### Aufgabe 1:
Geben Sie aus dem Text über die Pflanzzeit im Herbst die Passage zwischen „Im Frühling sind“ und „sie zu pflanzen.“ einschließlich wortgetreu aus.
### Aufgabe 2:
Ersetzen Sie in sämtlichen Datensätzen jedes Vorkommen von „Washed Black“ durch „Light Blue“, ohne sonst etwas zu verändern. Geben Sie die Datensätze anschließend ohne die Bilder wieder.

### Textabschnitt:
# Herbstzeit ist Pflanzzeit



## Nymphaion (16. Aug. 2011)

Mit dem September beginnt der Frühherbst und damit die wichtigste Pflanzzeit des Jahres. Vor zwanzig Jahren war das noch allgemein bekannt und die Kunden stürmten im Herbst die Staudengärtnereien um das einzupflanzen was sie dann im kommenden Frühling blühen sehen wollten. Staudenbeete, die im Herbst angelegt werden, wachsen noch vor dem Winter ein und starten im Frühling mit den ersten Sonnenstrahlen durch. Heute ist dieses Wissen nahezu vergessen, die Staudengärtnereien können im Herbst fast nichts mehr verkaufen, denn die Kunden sind auf den Frühling als Pflanzzeit fixiert.

Im Frühling sind die Gartencenter voll mit blühenden (also vorgetriebenen) Stauden. Das muss so sein, denn Gartencenter haben keine Möglichkeit getopfte Pflanzen zu überwintern. Sie müssen ihr Risiko gering halten und ordern deshalb nur im Frühling um bis zum Herbst alles verkauft zu haben. Das ist für ein Gartencenter zwar richtig, aber die Stauden haben einen anderen Rhythmus. Nach der Ruhephase im Hochsommer treiben sie im Frühherbst nochmal durch, und das ist genau der richtige Moment um sie zu pflanzen.

### Datenauszug:
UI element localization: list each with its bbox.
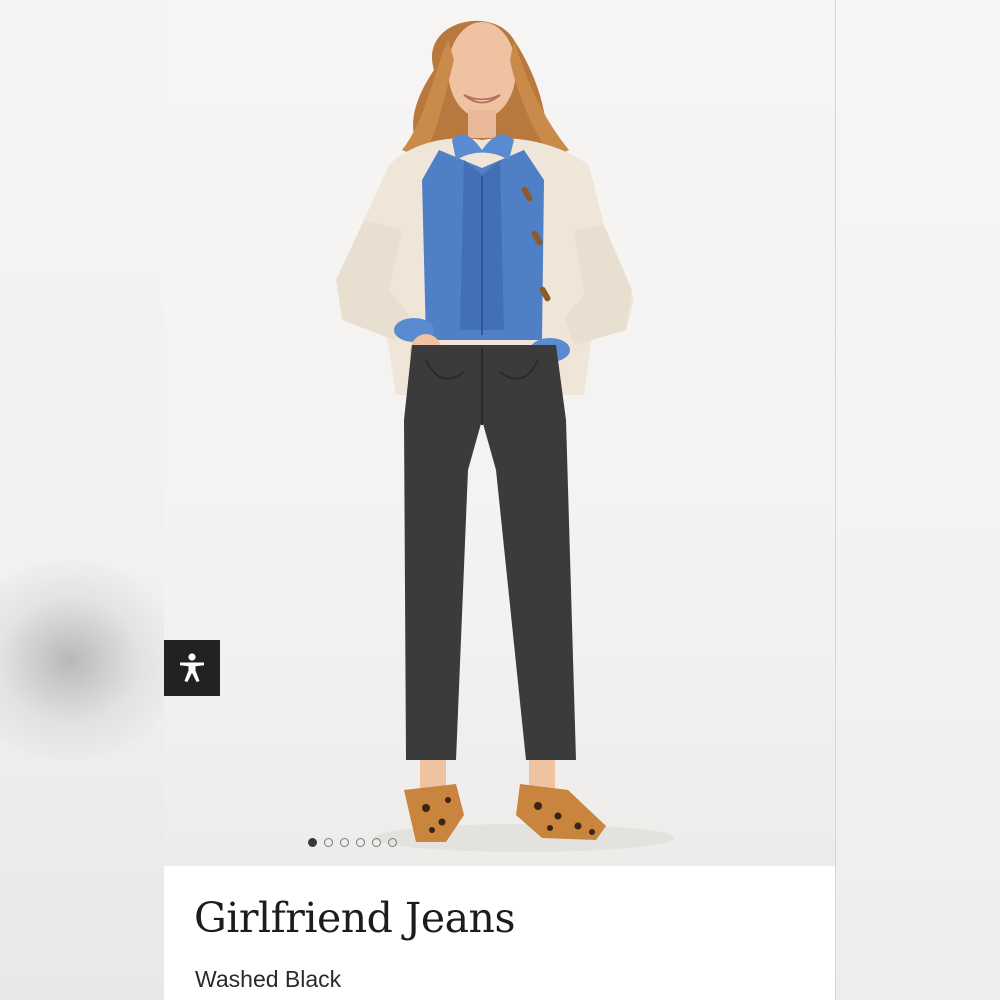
accessibility-button[interactable]	[164, 640, 220, 696]
product-title: Girlfriend Jeans	[194, 894, 516, 942]
image-carousel-dots	[164, 838, 688, 847]
carousel-dot[interactable]	[356, 838, 365, 847]
carousel-dot[interactable]	[340, 838, 349, 847]
model-illustration	[336, 20, 674, 852]
carousel-dot[interactable]	[388, 838, 397, 847]
carousel-dot[interactable]	[324, 838, 333, 847]
product-color-name: Washed Black	[195, 966, 342, 992]
blurred-right-gutter	[836, 0, 1000, 1000]
product-info: Girlfriend Jeans Washed Black	[164, 866, 835, 1000]
screenshot-stage: Girlfriend Jeans Washed Black	[0, 0, 1000, 1000]
accessibility-person-icon	[180, 653, 204, 682]
carousel-dot[interactable]	[372, 838, 381, 847]
carousel-dot[interactable]	[308, 838, 317, 847]
product-card: Girlfriend Jeans Washed Black	[164, 0, 836, 1000]
product-image[interactable]	[164, 0, 835, 866]
blurred-left-gutter	[0, 0, 180, 1000]
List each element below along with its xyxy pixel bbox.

### Ergebnis 1:
Im Frühling sind die Gartencenter voll mit blühenden (also vorgetriebenen) Stauden. Das muss so sein, denn Gartencenter haben keine Möglichkeit getopfte Pflanzen zu überwintern. Sie müssen ihr Risiko gering halten und ordern deshalb nur im Frühling um bis zum Herbst alles verkauft zu haben. Das ist für ein Gartencenter zwar richtig, aber die Stauden haben einen anderen Rhythmus. Nach der Ruhephase im Hochsommer treiben sie im Frühherbst nochmal durch, und das ist genau der richtige Moment um sie zu pflanzen.

### Ergebnis 2:
UI element localization: list each with its bbox.
accessibility-button[interactable]	[164, 640, 220, 696]
product-title: Girlfriend Jeans	[194, 894, 516, 942]
image-carousel-dots	[164, 838, 688, 847]
carousel-dot[interactable]	[356, 838, 365, 847]
carousel-dot[interactable]	[340, 838, 349, 847]
model-illustration	[336, 20, 674, 852]
carousel-dot[interactable]	[388, 838, 397, 847]
carousel-dot[interactable]	[324, 838, 333, 847]
product-color-name: Light Blue	[195, 966, 342, 992]
blurred-right-gutter	[836, 0, 1000, 1000]
product-info: Girlfriend Jeans Light Blue	[164, 866, 835, 1000]
screenshot-stage: Girlfriend Jeans Light Blue	[0, 0, 1000, 1000]
accessibility-person-icon	[180, 653, 204, 682]
carousel-dot[interactable]	[372, 838, 381, 847]
carousel-dot[interactable]	[308, 838, 317, 847]
product-card: Girlfriend Jeans Light Blue	[164, 0, 836, 1000]
product-image[interactable]	[164, 0, 835, 866]
blurred-left-gutter	[0, 0, 180, 1000]
List each element below along with its xyxy pixel bbox.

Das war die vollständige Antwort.